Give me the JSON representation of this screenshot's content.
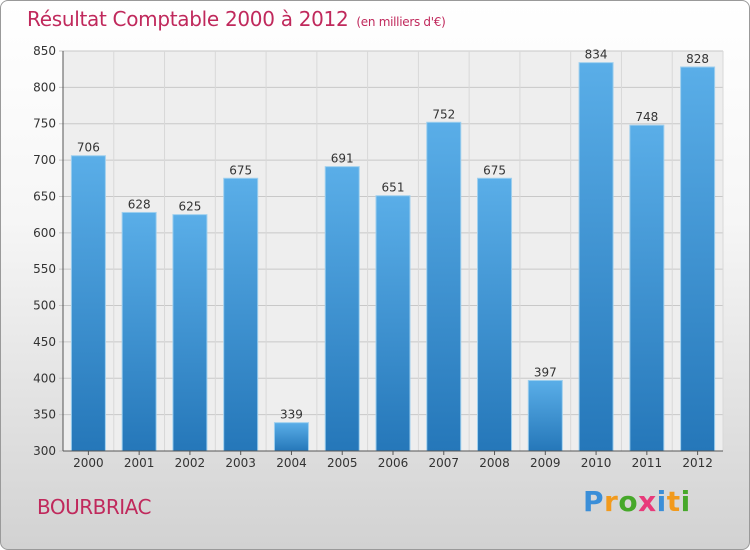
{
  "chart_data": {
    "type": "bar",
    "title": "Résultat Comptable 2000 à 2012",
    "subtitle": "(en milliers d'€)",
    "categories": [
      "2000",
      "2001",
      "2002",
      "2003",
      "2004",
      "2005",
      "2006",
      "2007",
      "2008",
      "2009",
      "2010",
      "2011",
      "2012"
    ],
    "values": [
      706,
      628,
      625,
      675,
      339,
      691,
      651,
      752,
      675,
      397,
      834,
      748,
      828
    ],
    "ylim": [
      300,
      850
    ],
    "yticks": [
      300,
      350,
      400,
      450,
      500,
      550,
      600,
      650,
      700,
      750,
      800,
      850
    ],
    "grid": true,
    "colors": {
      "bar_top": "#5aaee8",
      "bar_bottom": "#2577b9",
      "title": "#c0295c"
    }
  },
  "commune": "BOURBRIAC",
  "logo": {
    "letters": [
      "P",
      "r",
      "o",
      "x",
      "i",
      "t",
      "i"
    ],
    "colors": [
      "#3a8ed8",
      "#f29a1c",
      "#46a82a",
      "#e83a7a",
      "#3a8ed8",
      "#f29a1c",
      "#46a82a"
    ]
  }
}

INSTRUCTION -
The pictures should not appear in the copy; every other part of the records above must be returned exactly.

FINAL RESULT -
Give me the JSON representation of this screenshot's content.
{
  "chart_data": {
    "type": "bar",
    "title": "Résultat Comptable 2000 à 2012",
    "subtitle": "(en milliers d'€)",
    "categories": [
      "2000",
      "2001",
      "2002",
      "2003",
      "2004",
      "2005",
      "2006",
      "2007",
      "2008",
      "2009",
      "2010",
      "2011",
      "2012"
    ],
    "values": [
      706,
      628,
      625,
      675,
      339,
      691,
      651,
      752,
      675,
      397,
      834,
      748,
      828
    ],
    "ylim": [
      300,
      850
    ],
    "yticks": [
      300,
      350,
      400,
      450,
      500,
      550,
      600,
      650,
      700,
      750,
      800,
      850
    ],
    "grid": true,
    "colors": {
      "bar_top": "#5aaee8",
      "bar_bottom": "#2577b9",
      "title": "#c0295c"
    }
  },
  "commune": "BOURBRIAC",
  "logo": {
    "letters": [
      "P",
      "r",
      "o",
      "x",
      "i",
      "t",
      "i"
    ],
    "colors": [
      "#3a8ed8",
      "#f29a1c",
      "#46a82a",
      "#e83a7a",
      "#3a8ed8",
      "#f29a1c",
      "#46a82a"
    ]
  }
}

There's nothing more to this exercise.